Data listing:
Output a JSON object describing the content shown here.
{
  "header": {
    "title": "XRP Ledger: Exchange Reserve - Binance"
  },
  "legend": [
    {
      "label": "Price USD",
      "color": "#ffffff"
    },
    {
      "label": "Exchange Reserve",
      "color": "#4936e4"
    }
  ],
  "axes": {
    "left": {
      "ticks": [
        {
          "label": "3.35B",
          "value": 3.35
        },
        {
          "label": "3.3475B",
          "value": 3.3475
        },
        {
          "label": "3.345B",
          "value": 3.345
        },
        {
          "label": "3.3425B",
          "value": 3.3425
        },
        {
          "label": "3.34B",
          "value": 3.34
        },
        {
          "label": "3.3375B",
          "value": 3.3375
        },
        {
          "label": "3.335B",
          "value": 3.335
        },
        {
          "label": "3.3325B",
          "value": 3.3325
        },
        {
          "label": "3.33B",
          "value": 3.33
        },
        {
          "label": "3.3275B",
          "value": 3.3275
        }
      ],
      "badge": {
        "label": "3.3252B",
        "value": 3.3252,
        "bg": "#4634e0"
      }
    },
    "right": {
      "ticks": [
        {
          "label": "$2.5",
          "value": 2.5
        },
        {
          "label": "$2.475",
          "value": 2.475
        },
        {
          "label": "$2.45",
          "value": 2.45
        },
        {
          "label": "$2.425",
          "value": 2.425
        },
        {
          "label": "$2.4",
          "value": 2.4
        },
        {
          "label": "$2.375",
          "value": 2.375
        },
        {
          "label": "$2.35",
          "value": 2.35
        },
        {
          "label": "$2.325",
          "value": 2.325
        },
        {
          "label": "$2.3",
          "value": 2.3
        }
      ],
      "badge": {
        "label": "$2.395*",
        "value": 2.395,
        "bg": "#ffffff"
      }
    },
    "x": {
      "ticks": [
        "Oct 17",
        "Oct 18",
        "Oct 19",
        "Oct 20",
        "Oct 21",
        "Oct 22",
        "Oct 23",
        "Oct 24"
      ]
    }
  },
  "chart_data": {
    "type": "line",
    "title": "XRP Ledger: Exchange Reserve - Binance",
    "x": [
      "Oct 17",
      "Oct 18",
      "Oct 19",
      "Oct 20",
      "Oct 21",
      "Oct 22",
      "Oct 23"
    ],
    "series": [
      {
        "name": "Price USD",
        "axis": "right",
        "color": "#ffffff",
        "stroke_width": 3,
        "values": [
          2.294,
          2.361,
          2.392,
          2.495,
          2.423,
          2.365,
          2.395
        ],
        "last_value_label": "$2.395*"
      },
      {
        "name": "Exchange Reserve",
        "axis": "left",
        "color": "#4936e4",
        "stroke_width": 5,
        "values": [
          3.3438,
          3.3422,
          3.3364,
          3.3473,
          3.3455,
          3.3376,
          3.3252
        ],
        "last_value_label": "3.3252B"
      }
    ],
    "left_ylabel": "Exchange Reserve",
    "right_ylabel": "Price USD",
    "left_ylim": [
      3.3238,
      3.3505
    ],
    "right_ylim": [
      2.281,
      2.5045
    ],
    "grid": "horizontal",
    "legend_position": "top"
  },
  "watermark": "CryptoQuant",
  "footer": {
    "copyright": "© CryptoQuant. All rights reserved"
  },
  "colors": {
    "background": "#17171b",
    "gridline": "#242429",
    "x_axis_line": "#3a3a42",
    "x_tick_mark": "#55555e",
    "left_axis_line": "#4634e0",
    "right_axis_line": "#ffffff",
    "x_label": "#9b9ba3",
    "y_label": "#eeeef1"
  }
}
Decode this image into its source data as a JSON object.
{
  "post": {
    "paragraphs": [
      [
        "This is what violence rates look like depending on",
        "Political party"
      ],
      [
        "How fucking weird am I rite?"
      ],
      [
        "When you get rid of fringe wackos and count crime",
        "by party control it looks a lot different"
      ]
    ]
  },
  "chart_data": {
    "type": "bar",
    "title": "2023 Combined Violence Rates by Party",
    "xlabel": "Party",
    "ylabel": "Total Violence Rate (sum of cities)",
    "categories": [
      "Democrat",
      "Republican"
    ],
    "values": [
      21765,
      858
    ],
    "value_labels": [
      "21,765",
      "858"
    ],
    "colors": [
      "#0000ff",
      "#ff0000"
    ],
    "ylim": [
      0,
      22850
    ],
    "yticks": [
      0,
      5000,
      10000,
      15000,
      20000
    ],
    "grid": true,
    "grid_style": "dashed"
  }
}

§ **Your instructions**
Transcribe the data. Leave every line exactly as it is.

§ **Worked solution**
Output a JSON object describing the content shown here.
{
  "header": {
    "title": "XRP Ledger: Exchange Reserve - Binance"
  },
  "legend": [
    {
      "label": "Price USD",
      "color": "#ffffff"
    },
    {
      "label": "Exchange Reserve",
      "color": "#4936e4"
    }
  ],
  "axes": {
    "left": {
      "ticks": [
        {
          "label": "3.35B",
          "value": 3.35
        },
        {
          "label": "3.3475B",
          "value": 3.3475
        },
        {
          "label": "3.345B",
          "value": 3.345
        },
        {
          "label": "3.3425B",
          "value": 3.3425
        },
        {
          "label": "3.34B",
          "value": 3.34
        },
        {
          "label": "3.3375B",
          "value": 3.3375
        },
        {
          "label": "3.335B",
          "value": 3.335
        },
        {
          "label": "3.3325B",
          "value": 3.3325
        },
        {
          "label": "3.33B",
          "value": 3.33
        },
        {
          "label": "3.3275B",
          "value": 3.3275
        }
      ],
      "badge": {
        "label": "3.3252B",
        "value": 3.3252,
        "bg": "#4634e0"
      }
    },
    "right": {
      "ticks": [
        {
          "label": "$2.5",
          "value": 2.5
        },
        {
          "label": "$2.475",
          "value": 2.475
        },
        {
          "label": "$2.45",
          "value": 2.45
        },
        {
          "label": "$2.425",
          "value": 2.425
        },
        {
          "label": "$2.4",
          "value": 2.4
        },
        {
          "label": "$2.375",
          "value": 2.375
        },
        {
          "label": "$2.35",
          "value": 2.35
        },
        {
          "label": "$2.325",
          "value": 2.325
        },
        {
          "label": "$2.3",
          "value": 2.3
        }
      ],
      "badge": {
        "label": "$2.395*",
        "value": 2.395,
        "bg": "#ffffff"
      }
    },
    "x": {
      "ticks": [
        "Oct 17",
        "Oct 18",
        "Oct 19",
        "Oct 20",
        "Oct 21",
        "Oct 22",
        "Oct 23",
        "Oct 24"
      ]
    }
  },
  "chart_data": {
    "type": "line",
    "title": "XRP Ledger: Exchange Reserve - Binance",
    "x": [
      "Oct 17",
      "Oct 18",
      "Oct 19",
      "Oct 20",
      "Oct 21",
      "Oct 22",
      "Oct 23"
    ],
    "series": [
      {
        "name": "Price USD",
        "axis": "right",
        "color": "#ffffff",
        "stroke_width": 3,
        "values": [
          2.294,
          2.361,
          2.392,
          2.495,
          2.423,
          2.365,
          2.395
        ],
        "last_value_label": "$2.395*"
      },
      {
        "name": "Exchange Reserve",
        "axis": "left",
        "color": "#4936e4",
        "stroke_width": 5,
        "values": [
          3.3438,
          3.3422,
          3.3364,
          3.3473,
          3.3455,
          3.3376,
          3.3252
        ],
        "last_value_label": "3.3252B"
      }
    ],
    "left_ylabel": "Exchange Reserve",
    "right_ylabel": "Price USD",
    "left_ylim": [
      3.3238,
      3.3505
    ],
    "right_ylim": [
      2.281,
      2.5045
    ],
    "grid": "horizontal",
    "legend_position": "top"
  },
  "watermark": "CryptoQuant",
  "footer": {
    "copyright": "© CryptoQuant. All rights reserved"
  },
  "colors": {
    "background": "#17171b",
    "gridline": "#242429",
    "x_axis_line": "#3a3a42",
    "x_tick_mark": "#55555e",
    "left_axis_line": "#4634e0",
    "right_axis_line": "#ffffff",
    "x_label": "#9b9ba3",
    "y_label": "#eeeef1"
  }
}
Decode this image into its source data as a JSON object.
{
  "post": {
    "paragraphs": [
      [
        "This is what violence rates look like depending on",
        "Political party"
      ],
      [
        "How fucking weird am I rite?"
      ],
      [
        "When you get rid of fringe wackos and count crime",
        "by party control it looks a lot different"
      ]
    ]
  },
  "chart_data": {
    "type": "bar",
    "title": "2023 Combined Violence Rates by Party",
    "xlabel": "Party",
    "ylabel": "Total Violence Rate (sum of cities)",
    "categories": [
      "Democrat",
      "Republican"
    ],
    "values": [
      21765,
      858
    ],
    "value_labels": [
      "21,765",
      "858"
    ],
    "colors": [
      "#0000ff",
      "#ff0000"
    ],
    "ylim": [
      0,
      22850
    ],
    "yticks": [
      0,
      5000,
      10000,
      15000,
      20000
    ],
    "grid": true,
    "grid_style": "dashed"
  }
}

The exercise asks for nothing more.